WHAT IS ASKED>
Every line containing the word "name" needs to be found and copied.

Figure content listings
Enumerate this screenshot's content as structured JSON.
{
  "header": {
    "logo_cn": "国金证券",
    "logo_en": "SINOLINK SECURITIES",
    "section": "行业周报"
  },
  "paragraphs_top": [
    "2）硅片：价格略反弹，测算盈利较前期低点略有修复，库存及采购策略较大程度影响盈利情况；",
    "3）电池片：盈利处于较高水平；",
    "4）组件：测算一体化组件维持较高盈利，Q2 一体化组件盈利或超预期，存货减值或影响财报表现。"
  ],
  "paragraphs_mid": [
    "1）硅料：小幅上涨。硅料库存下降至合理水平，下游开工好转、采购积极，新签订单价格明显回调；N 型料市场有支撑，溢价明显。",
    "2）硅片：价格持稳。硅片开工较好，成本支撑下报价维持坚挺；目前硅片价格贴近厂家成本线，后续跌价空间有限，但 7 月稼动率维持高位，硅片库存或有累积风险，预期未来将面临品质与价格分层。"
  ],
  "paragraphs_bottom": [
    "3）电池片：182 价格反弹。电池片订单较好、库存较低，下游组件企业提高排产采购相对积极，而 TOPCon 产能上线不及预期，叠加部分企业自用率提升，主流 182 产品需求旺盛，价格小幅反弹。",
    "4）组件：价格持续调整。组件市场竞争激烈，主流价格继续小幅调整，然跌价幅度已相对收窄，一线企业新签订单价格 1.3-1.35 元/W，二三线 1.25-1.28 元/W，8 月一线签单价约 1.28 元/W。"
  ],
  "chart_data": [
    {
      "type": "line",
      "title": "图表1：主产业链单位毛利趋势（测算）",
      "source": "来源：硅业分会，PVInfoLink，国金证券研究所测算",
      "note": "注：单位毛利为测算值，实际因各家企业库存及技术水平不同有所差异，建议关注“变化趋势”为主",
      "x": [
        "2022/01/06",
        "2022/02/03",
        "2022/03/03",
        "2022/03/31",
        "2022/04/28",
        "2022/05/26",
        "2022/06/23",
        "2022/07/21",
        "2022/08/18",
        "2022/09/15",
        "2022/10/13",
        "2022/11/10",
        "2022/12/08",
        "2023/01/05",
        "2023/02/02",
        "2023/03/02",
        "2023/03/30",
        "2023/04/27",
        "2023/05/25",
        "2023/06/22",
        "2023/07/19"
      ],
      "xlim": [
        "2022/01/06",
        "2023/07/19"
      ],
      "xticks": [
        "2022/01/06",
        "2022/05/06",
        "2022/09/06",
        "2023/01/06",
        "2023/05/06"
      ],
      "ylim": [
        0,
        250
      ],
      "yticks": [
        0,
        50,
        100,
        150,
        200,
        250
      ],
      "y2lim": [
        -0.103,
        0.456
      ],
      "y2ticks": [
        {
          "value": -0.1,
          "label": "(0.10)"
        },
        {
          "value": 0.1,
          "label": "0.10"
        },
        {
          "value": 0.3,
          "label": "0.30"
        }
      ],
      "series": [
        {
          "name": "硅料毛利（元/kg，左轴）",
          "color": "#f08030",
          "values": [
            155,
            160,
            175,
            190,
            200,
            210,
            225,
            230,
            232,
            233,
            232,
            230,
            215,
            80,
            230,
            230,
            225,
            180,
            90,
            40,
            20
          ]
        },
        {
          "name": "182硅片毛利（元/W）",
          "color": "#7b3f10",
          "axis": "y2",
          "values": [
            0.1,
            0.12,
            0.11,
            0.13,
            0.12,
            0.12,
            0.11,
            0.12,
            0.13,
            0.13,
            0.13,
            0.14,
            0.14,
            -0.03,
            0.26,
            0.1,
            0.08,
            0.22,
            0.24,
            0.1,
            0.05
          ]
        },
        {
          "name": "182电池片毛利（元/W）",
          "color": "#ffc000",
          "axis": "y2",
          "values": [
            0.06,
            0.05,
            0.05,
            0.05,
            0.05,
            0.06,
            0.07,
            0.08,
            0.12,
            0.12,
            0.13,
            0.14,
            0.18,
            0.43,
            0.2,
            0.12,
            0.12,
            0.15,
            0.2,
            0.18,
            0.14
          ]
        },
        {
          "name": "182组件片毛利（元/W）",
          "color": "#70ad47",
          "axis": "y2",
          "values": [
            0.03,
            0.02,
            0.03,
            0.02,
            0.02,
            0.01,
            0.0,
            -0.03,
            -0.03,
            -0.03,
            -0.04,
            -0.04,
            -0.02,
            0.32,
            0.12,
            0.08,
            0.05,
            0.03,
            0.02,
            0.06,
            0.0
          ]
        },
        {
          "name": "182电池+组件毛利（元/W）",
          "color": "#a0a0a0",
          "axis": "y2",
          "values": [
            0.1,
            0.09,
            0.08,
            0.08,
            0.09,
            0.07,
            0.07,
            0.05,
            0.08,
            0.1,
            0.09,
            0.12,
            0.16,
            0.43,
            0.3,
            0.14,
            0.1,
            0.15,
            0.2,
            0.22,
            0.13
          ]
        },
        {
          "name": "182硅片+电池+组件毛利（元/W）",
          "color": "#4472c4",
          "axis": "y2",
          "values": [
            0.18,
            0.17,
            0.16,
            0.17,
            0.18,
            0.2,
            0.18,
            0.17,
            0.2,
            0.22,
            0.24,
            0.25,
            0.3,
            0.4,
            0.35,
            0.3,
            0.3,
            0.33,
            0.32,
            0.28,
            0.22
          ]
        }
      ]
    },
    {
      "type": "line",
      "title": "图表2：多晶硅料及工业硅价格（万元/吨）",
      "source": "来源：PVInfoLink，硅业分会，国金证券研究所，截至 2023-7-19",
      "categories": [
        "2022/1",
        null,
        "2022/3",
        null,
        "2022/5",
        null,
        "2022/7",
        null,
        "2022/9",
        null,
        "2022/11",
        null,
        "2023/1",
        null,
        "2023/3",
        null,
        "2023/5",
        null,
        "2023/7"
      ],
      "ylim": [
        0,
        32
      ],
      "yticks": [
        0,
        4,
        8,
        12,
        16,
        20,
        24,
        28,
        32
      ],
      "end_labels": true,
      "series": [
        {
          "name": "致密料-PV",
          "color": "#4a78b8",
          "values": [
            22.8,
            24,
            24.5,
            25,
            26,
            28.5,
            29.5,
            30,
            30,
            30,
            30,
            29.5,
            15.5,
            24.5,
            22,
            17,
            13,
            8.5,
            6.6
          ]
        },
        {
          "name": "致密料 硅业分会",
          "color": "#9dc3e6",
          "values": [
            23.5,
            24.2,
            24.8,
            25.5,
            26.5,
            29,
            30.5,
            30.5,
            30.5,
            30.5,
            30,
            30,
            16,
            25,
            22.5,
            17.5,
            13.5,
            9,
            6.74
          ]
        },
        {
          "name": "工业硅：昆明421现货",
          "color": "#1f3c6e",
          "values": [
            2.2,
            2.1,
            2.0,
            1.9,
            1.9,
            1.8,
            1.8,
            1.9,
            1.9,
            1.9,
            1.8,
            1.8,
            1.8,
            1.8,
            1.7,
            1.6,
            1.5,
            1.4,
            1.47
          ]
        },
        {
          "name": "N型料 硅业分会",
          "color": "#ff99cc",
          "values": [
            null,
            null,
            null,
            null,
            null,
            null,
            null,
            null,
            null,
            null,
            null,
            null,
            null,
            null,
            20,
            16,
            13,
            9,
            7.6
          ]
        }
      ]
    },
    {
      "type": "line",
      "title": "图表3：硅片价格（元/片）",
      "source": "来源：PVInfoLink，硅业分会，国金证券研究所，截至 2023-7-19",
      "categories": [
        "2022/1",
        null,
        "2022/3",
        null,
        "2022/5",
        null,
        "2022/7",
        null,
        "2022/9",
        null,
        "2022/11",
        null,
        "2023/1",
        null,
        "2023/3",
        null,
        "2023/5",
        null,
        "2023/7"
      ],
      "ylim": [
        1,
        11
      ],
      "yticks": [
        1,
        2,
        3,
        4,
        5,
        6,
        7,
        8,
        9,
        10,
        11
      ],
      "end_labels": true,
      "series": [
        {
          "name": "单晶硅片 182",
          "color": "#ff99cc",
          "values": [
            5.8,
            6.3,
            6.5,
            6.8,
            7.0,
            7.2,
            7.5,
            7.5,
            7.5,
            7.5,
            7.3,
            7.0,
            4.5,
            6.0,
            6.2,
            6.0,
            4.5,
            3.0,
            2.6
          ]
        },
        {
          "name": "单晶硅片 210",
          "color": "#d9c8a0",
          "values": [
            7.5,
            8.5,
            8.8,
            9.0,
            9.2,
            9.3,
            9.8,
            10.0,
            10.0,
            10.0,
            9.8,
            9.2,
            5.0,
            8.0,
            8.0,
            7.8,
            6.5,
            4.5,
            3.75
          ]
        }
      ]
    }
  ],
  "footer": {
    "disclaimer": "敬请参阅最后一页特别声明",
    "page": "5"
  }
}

THE RESULT>
          "name": "硅料毛利（元/kg，左轴）",
          "name": "182硅片毛利（元/W）",
          "name": "182电池片毛利（元/W）",
          "name": "182组件片毛利（元/W）",
          "name": "182电池+组件毛利（元/W）",
          "name": "182硅片+电池+组件毛利（元/W）",
          "name": "致密料-PV",
          "name": "致密料 硅业分会",
          "name": "工业硅：昆明421现货",
          "name": "N型料 硅业分会",
          "name": "单晶硅片 182",
          "name": "单晶硅片 210",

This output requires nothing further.